Observa-se que, em nenhum momento, o art. 1829 CC/02 faz menção ao companheiro(a) como herdeiro. Os conviventes através da união estável,eram considerados herdeiros especiais e a sucessão era regulamentada unicamente pelo art. 1970 CC/02.
O referido artigo colocava o companheiro em situação inferior à situação do Cônjuge sobrevivente. A Constituição Federal concede a mesma e igual proteção à família, independentemente da sua formatação: se por meio do casamento ou da união estável.
Importantes são as palavras de Maria Berenice Dias (2017):
A simples recomendação — aliás, para lá de inútil — de ser facilitada a conversão da união estável em casamento não hierarquiza os dois institutos. Não coloca o casamento como modelo.
Ainda assim, de modo para lá de desarrazoado, a lei insiste em deferir-lhes tratamento distinto. Principalmente em sede de direito sucessório. O Código Civil considera o cônjuge herdeiro necessário, e o companheiro, não. Ao atribuir a quem compartilhou a vida, uma parte do que cabe aos filhos, estabelece outra e desarrazoada distinção
A situação sucessória do cônjuge sobrevivente tinha uma situação muito mais protetiva, vez que este tem as seguintes regras:
Quando concorre com descendentes, caso seja casado pelo regime da comunhão universal de bens, é meeiro e não herdeiro; quando casado pelo regime da comunhão parcial de bens, é meeiro dos bens comuns e herdeiro dos bens particulares; se casado pelo regime da separação legal, é herdeiro dos bens particulares; se casado pelo regime da separação obrigatória de bens, é meeiro dos bens adquiridos com o esforço comum e se casado pelo regime da participação final nos aquestos, segue a regra do regime da comunhão parcial de bens.
Já quando concorre com ascendentes, a regra muda. Diante desta regra, o cônjuge sobrevivente herda, independente do regime de bens. Se casado no regime da comunhão universal de bens, é meeiro dos bens comuns e herdeiro dos bens particulares; quando casado pelo regime da comunhão parcial de bens, é meeiro dos bens comuns e herdeiro dos bens particulares; se casado pelo regime da separação legal, é herdeiro dos bens particulares; se casado pelo regime da separação obrigatória de bens, é meeiro dos bens adquiridos com o esforço comum e se casado pelo regime da participação final nos aquestos, segue a regra do regime da comunhão parcial de bens.
O cônjuge herda isoladamente todo o acervo hereditário, caso o falecido não tenha deixado ascendentes e nem descendentes.
Os colaterais só herdariam caso o falecido não tivesse descendentes, ascendentes ou cônjuge sobrevivente.

_DADOS FORNECIDOS_.
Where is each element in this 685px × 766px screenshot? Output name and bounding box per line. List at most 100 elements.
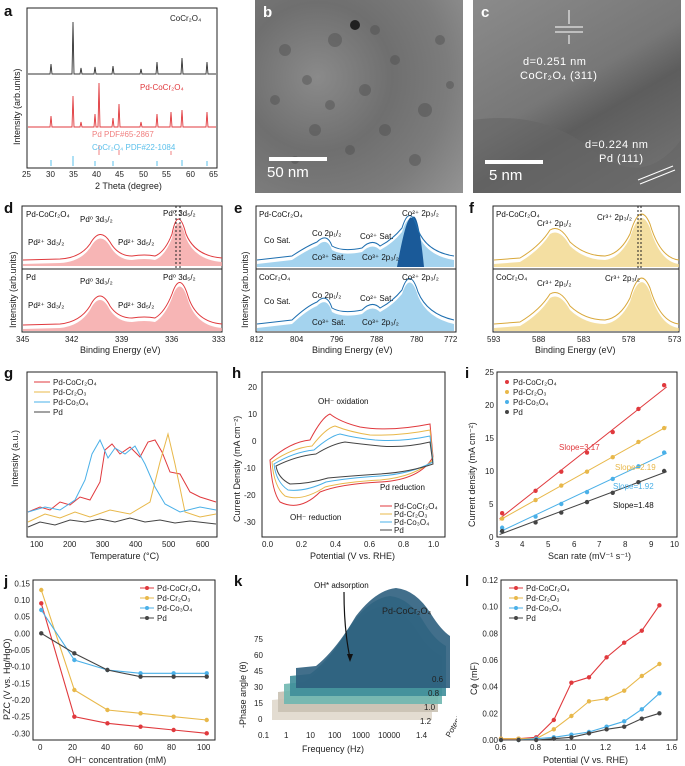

_TAREFAS A REALIZAR_.
1. Segundo o texto sobre direito sucessório, em que situação os colaterais herdariam?
2. Copie fielmente o trecho do texto sobre direito sucessório que vai de "O referido artigo" até "da união estável.".
3. Traduza para o inglês a seguinte frase do texto sobre direito sucessório: "O cônjuge herda isoladamente todo o acervo hereditário, caso o falecido não tenha deixado ascendentes e nem descendentes."

_RESPOSTAS_.
1. Os colaterais só herdariam caso o falecido não tivesse descendentes, ascendentes ou cônjuge sobrevivente.

2.
O referido artigo colocava o companheiro em situação inferior à situação do Cônjuge sobrevivente. A Constituição Federal concede a mesma e igual proteção à família, independentemente da sua formatação: se por meio do casamento ou da união estável.

3. The spouse alone inherits the entire estate if the deceased left neither ascendants nor descendants.